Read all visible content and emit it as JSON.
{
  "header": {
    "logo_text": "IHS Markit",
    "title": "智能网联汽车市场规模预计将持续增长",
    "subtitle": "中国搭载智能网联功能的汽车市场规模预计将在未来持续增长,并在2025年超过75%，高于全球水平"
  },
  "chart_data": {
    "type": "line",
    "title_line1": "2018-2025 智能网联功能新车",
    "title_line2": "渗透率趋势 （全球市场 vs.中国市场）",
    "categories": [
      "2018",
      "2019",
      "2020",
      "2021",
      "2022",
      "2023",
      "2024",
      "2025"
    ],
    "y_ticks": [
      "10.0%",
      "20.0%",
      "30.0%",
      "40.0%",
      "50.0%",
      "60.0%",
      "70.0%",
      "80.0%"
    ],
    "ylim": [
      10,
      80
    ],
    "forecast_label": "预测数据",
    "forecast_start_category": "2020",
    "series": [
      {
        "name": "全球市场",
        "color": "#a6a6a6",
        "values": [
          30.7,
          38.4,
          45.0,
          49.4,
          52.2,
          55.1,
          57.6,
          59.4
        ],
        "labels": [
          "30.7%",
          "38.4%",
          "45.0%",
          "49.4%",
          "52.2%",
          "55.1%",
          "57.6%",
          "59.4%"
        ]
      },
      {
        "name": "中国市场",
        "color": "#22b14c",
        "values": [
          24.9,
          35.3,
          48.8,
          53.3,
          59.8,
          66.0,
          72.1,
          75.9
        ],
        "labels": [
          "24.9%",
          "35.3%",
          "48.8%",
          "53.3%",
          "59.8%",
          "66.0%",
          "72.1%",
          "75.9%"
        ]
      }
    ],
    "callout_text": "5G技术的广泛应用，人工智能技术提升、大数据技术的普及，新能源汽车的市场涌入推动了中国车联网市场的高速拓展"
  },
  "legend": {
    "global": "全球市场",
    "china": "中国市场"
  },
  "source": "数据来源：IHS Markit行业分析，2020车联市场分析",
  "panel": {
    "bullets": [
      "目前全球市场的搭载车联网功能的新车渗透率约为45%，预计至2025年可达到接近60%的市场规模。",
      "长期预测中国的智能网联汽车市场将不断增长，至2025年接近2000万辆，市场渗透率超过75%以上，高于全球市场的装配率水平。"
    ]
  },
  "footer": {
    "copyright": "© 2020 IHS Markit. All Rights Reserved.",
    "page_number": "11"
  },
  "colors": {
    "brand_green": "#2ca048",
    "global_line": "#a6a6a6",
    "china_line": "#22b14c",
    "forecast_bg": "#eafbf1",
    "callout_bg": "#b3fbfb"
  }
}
_____
■ **Written request**
Output the lines above verbatim and in full.

■ **Worked answer**
Read all visible content and emit it as JSON.
{
  "header": {
    "logo_text": "IHS Markit",
    "title": "智能网联汽车市场规模预计将持续增长",
    "subtitle": "中国搭载智能网联功能的汽车市场规模预计将在未来持续增长,并在2025年超过75%，高于全球水平"
  },
  "chart_data": {
    "type": "line",
    "title_line1": "2018-2025 智能网联功能新车",
    "title_line2": "渗透率趋势 （全球市场 vs.中国市场）",
    "categories": [
      "2018",
      "2019",
      "2020",
      "2021",
      "2022",
      "2023",
      "2024",
      "2025"
    ],
    "y_ticks": [
      "10.0%",
      "20.0%",
      "30.0%",
      "40.0%",
      "50.0%",
      "60.0%",
      "70.0%",
      "80.0%"
    ],
    "ylim": [
      10,
      80
    ],
    "forecast_label": "预测数据",
    "forecast_start_category": "2020",
    "series": [
      {
        "name": "全球市场",
        "color": "#a6a6a6",
        "values": [
          30.7,
          38.4,
          45.0,
          49.4,
          52.2,
          55.1,
          57.6,
          59.4
        ],
        "labels": [
          "30.7%",
          "38.4%",
          "45.0%",
          "49.4%",
          "52.2%",
          "55.1%",
          "57.6%",
          "59.4%"
        ]
      },
      {
        "name": "中国市场",
        "color": "#22b14c",
        "values": [
          24.9,
          35.3,
          48.8,
          53.3,
          59.8,
          66.0,
          72.1,
          75.9
        ],
        "labels": [
          "24.9%",
          "35.3%",
          "48.8%",
          "53.3%",
          "59.8%",
          "66.0%",
          "72.1%",
          "75.9%"
        ]
      }
    ],
    "callout_text": "5G技术的广泛应用，人工智能技术提升、大数据技术的普及，新能源汽车的市场涌入推动了中国车联网市场的高速拓展"
  },
  "legend": {
    "global": "全球市场",
    "china": "中国市场"
  },
  "source": "数据来源：IHS Markit行业分析，2020车联市场分析",
  "panel": {
    "bullets": [
      "目前全球市场的搭载车联网功能的新车渗透率约为45%，预计至2025年可达到接近60%的市场规模。",
      "长期预测中国的智能网联汽车市场将不断增长，至2025年接近2000万辆，市场渗透率超过75%以上，高于全球市场的装配率水平。"
    ]
  },
  "footer": {
    "copyright": "© 2020 IHS Markit. All Rights Reserved.",
    "page_number": "11"
  },
  "colors": {
    "brand_green": "#2ca048",
    "global_line": "#a6a6a6",
    "china_line": "#22b14c",
    "forecast_bg": "#eafbf1",
    "callout_bg": "#b3fbfb"
  }
}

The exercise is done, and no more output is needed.